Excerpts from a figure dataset
+++++
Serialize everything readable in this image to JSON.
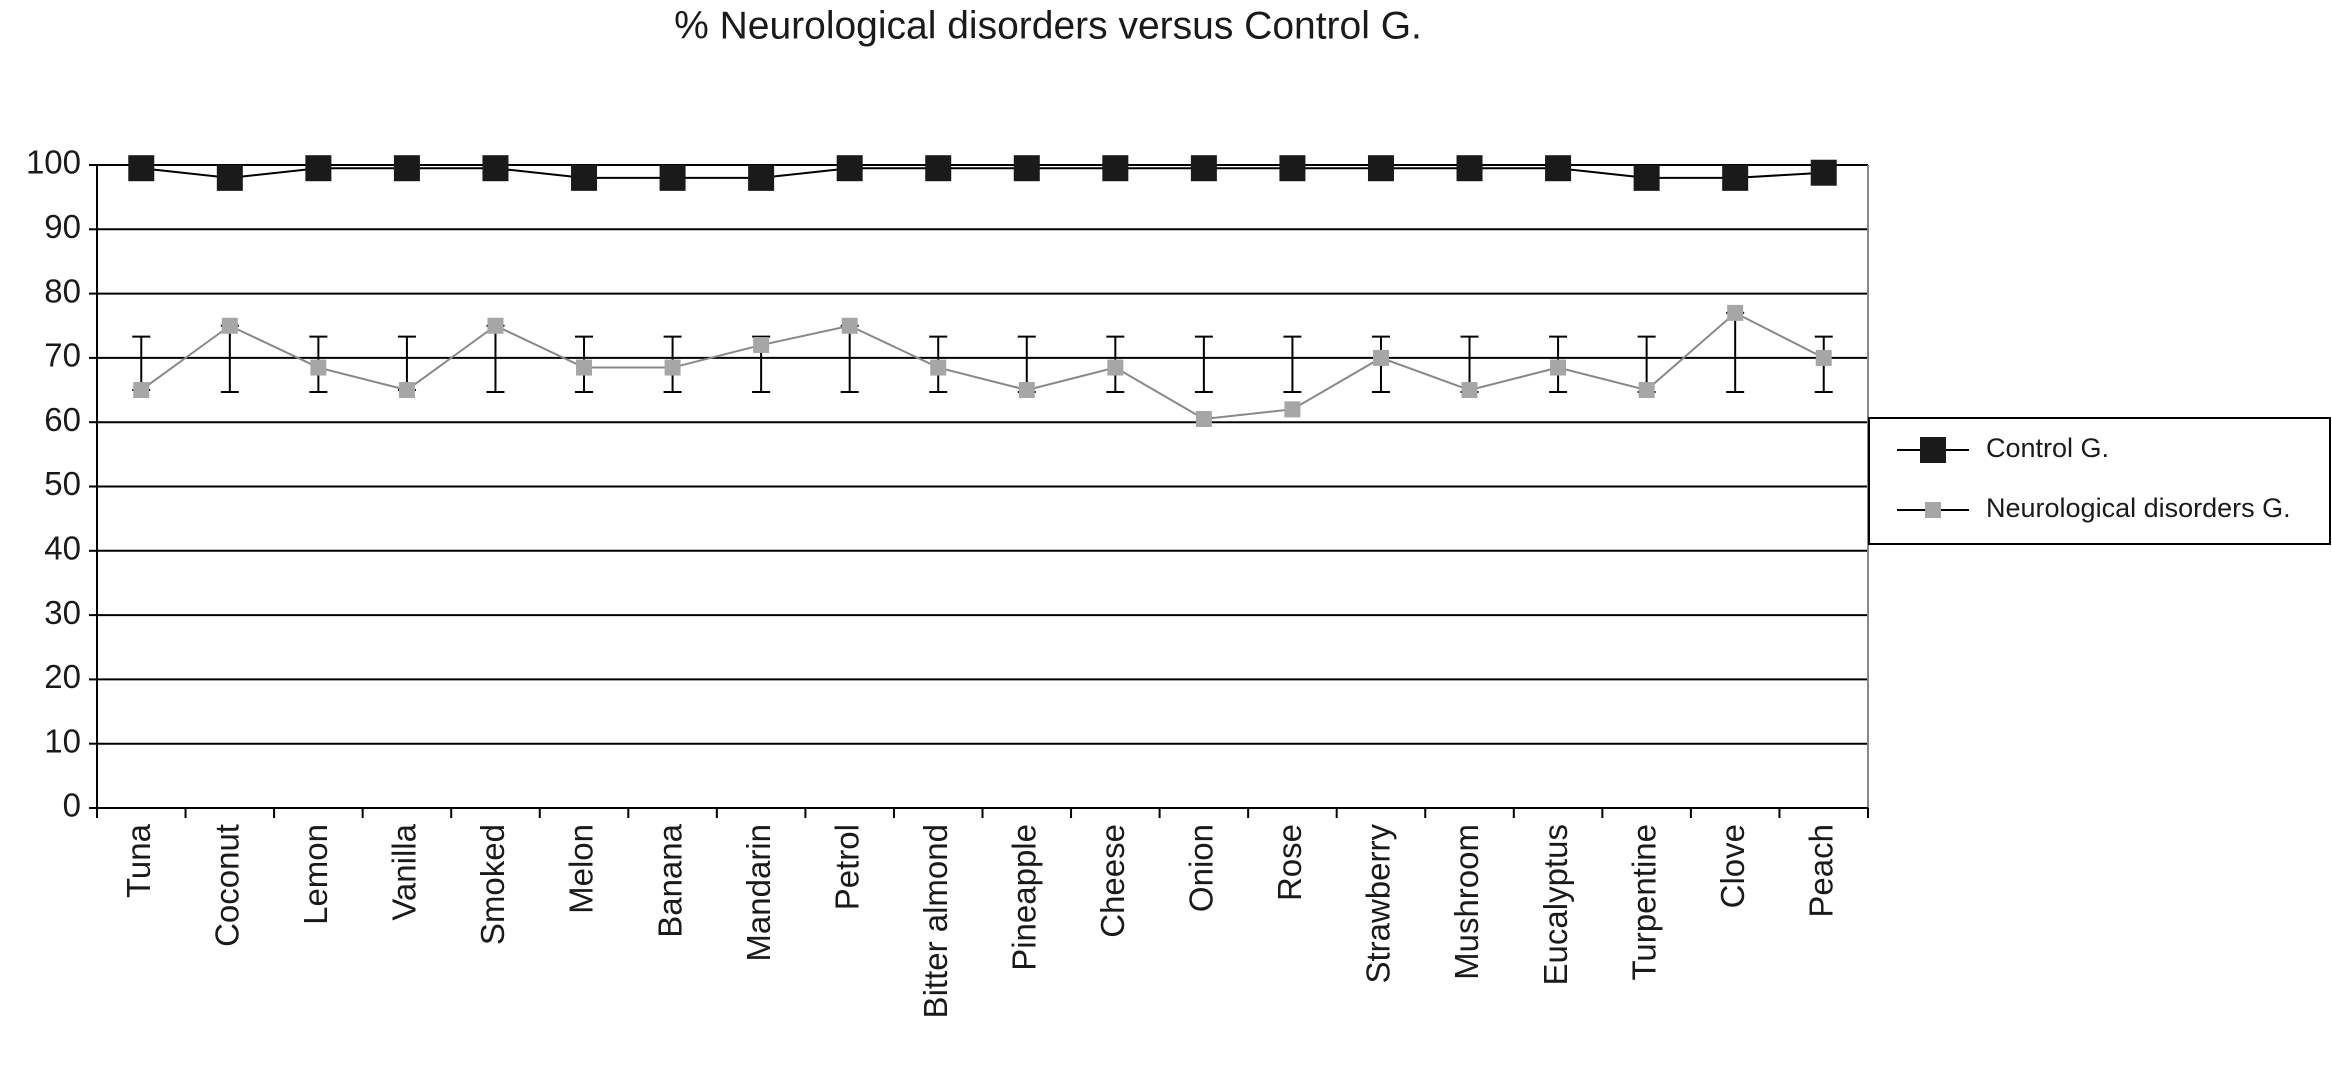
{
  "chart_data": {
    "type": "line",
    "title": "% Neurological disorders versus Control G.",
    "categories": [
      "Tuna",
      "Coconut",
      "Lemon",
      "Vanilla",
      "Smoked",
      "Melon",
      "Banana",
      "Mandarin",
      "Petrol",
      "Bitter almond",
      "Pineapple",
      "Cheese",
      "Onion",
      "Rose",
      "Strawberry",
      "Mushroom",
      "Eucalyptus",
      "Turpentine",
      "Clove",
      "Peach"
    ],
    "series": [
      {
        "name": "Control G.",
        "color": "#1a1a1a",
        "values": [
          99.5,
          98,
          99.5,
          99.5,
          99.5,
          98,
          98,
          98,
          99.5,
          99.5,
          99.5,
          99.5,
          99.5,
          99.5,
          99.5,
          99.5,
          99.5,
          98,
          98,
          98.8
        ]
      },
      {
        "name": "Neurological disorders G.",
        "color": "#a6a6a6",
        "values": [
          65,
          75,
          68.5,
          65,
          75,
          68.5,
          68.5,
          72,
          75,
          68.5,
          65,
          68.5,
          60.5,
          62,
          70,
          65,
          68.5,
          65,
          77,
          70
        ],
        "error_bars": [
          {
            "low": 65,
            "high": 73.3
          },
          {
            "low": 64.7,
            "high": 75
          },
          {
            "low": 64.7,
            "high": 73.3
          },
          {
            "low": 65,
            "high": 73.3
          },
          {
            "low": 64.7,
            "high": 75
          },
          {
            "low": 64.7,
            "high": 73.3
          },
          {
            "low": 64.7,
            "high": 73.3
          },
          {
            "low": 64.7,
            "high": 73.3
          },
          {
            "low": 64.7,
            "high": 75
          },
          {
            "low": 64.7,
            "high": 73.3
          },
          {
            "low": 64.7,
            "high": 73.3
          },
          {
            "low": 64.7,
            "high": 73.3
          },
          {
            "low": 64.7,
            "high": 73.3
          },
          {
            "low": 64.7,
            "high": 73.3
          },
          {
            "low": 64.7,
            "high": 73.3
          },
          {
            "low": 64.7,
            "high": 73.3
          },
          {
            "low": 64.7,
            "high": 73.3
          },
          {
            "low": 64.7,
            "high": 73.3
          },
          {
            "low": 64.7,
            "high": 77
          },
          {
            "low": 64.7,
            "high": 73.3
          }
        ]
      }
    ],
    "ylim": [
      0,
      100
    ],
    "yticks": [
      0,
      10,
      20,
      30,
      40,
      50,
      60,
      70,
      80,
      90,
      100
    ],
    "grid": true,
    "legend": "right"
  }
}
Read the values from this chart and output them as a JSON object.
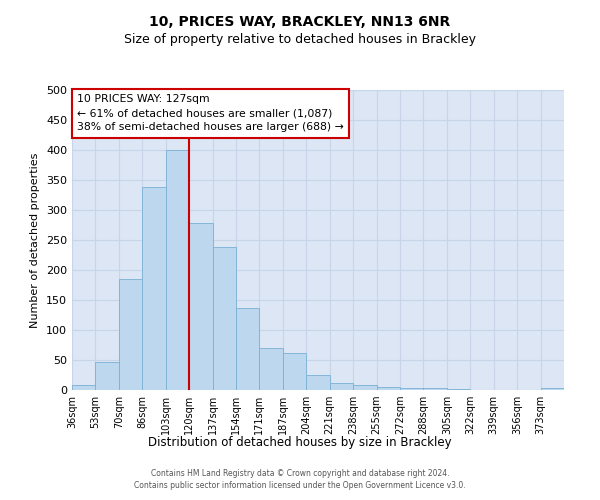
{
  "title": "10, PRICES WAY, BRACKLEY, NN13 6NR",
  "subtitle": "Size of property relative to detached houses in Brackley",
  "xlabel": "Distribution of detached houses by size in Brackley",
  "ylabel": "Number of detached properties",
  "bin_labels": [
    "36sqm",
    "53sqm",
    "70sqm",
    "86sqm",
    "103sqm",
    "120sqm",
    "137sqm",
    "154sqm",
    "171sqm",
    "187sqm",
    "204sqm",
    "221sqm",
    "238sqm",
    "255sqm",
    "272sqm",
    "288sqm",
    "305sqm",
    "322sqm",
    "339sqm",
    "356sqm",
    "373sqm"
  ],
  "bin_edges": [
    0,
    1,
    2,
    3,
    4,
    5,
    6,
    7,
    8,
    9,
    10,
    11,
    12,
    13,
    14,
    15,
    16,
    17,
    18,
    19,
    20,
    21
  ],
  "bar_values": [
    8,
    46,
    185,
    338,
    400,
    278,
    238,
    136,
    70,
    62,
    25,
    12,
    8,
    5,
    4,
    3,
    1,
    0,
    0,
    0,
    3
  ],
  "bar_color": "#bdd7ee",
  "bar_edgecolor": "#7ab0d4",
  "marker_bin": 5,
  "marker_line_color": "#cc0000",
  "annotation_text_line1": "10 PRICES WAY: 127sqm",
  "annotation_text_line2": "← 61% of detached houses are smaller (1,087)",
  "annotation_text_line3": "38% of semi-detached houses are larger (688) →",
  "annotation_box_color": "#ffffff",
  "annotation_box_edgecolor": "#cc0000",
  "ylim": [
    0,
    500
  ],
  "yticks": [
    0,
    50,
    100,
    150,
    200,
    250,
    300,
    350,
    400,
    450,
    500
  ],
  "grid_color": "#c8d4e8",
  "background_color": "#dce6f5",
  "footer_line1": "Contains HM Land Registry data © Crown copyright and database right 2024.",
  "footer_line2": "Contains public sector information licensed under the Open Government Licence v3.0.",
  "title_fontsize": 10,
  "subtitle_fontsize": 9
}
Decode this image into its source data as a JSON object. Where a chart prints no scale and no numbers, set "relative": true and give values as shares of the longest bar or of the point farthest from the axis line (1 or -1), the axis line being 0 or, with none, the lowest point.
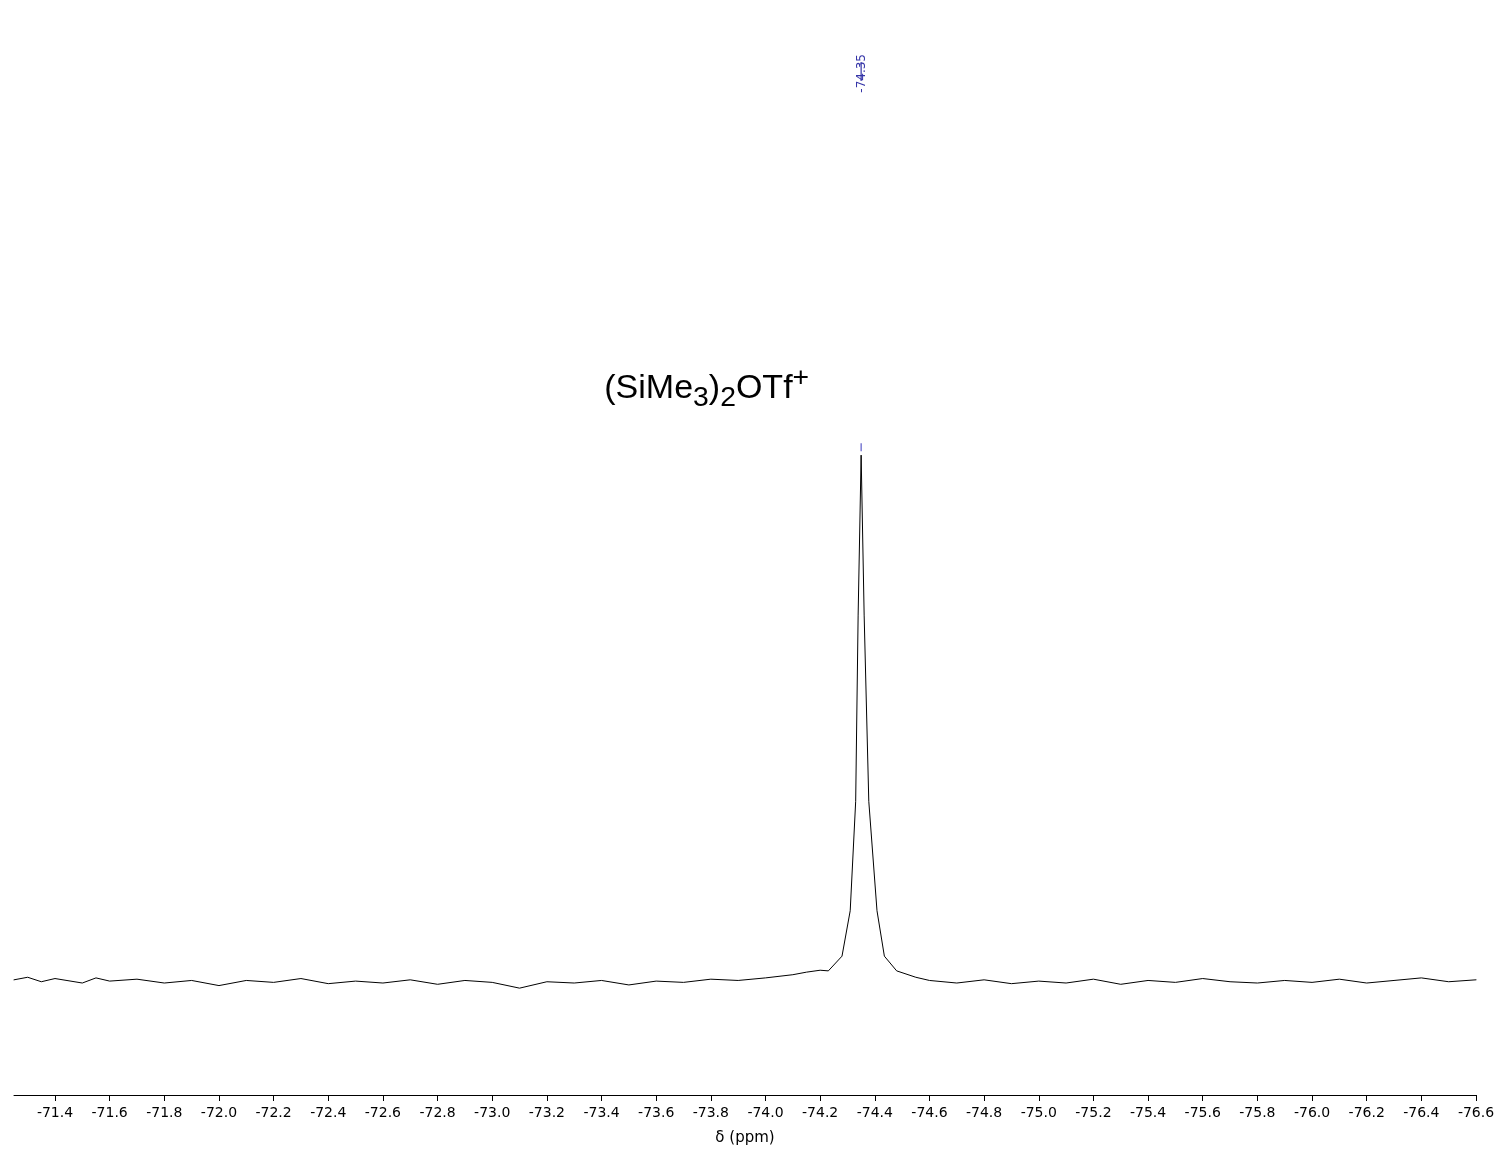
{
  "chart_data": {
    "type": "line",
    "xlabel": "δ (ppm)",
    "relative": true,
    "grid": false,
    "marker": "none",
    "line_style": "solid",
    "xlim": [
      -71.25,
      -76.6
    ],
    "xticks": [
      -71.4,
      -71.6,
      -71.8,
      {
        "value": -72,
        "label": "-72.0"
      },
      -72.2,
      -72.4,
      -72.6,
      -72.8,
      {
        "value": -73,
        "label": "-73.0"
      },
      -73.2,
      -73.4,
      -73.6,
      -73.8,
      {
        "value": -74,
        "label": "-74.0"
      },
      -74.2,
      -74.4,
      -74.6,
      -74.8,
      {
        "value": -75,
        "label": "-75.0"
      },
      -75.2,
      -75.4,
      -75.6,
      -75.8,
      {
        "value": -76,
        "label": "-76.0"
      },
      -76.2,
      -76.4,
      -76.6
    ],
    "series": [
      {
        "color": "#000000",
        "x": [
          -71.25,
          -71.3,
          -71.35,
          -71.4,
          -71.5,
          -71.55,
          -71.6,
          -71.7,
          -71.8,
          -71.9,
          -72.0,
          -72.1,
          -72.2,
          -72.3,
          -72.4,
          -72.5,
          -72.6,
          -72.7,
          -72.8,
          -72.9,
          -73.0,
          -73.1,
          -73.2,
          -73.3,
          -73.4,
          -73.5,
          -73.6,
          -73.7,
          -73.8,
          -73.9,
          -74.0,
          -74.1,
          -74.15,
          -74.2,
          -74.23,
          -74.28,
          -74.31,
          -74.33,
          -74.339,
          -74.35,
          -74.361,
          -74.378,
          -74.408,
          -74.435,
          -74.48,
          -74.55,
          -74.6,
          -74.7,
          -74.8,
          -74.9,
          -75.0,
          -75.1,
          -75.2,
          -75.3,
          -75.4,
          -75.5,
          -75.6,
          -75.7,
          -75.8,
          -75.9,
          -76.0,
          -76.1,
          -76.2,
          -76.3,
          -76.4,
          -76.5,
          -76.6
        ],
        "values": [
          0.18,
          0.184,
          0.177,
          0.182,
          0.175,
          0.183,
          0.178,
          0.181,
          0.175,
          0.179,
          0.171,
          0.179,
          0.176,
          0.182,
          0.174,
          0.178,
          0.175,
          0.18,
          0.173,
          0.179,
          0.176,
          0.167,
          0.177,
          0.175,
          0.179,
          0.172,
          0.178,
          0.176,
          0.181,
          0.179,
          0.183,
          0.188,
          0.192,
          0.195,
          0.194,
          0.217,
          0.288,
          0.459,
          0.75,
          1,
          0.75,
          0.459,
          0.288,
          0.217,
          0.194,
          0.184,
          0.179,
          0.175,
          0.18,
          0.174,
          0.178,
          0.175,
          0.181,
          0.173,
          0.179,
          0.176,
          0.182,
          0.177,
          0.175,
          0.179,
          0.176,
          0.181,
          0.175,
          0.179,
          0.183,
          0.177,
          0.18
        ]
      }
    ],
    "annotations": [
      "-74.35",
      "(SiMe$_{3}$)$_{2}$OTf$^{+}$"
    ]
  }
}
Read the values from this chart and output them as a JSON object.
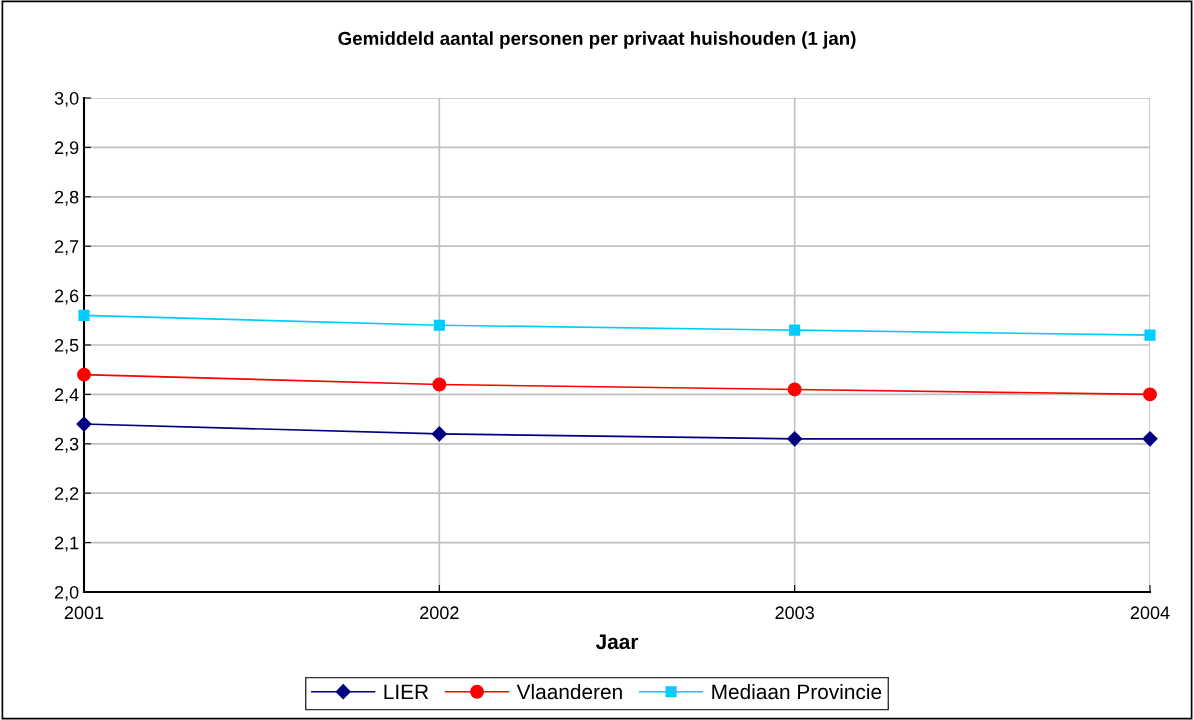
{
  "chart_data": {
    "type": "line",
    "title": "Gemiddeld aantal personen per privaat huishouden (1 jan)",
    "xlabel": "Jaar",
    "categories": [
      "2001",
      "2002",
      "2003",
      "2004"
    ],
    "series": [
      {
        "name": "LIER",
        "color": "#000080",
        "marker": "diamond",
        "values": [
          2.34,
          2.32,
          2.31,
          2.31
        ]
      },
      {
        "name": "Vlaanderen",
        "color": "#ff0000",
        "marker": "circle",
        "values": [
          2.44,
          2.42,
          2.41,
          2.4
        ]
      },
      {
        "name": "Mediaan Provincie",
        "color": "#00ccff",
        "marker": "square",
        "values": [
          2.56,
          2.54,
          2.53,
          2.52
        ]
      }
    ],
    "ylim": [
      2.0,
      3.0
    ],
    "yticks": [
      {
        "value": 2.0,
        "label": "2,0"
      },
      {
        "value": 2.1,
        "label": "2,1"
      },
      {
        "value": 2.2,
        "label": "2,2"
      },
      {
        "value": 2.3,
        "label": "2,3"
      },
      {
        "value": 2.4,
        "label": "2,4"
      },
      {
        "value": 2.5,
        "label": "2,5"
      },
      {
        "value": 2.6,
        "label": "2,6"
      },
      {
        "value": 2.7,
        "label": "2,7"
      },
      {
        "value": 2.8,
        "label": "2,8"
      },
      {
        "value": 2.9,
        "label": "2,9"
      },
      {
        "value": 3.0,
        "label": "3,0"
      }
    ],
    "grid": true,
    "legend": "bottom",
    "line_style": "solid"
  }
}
+++++
EXERCISE BRIEF - Provide only the number of lines in the records containing the string "true".

SOLUTION FOR THIS TASK - 4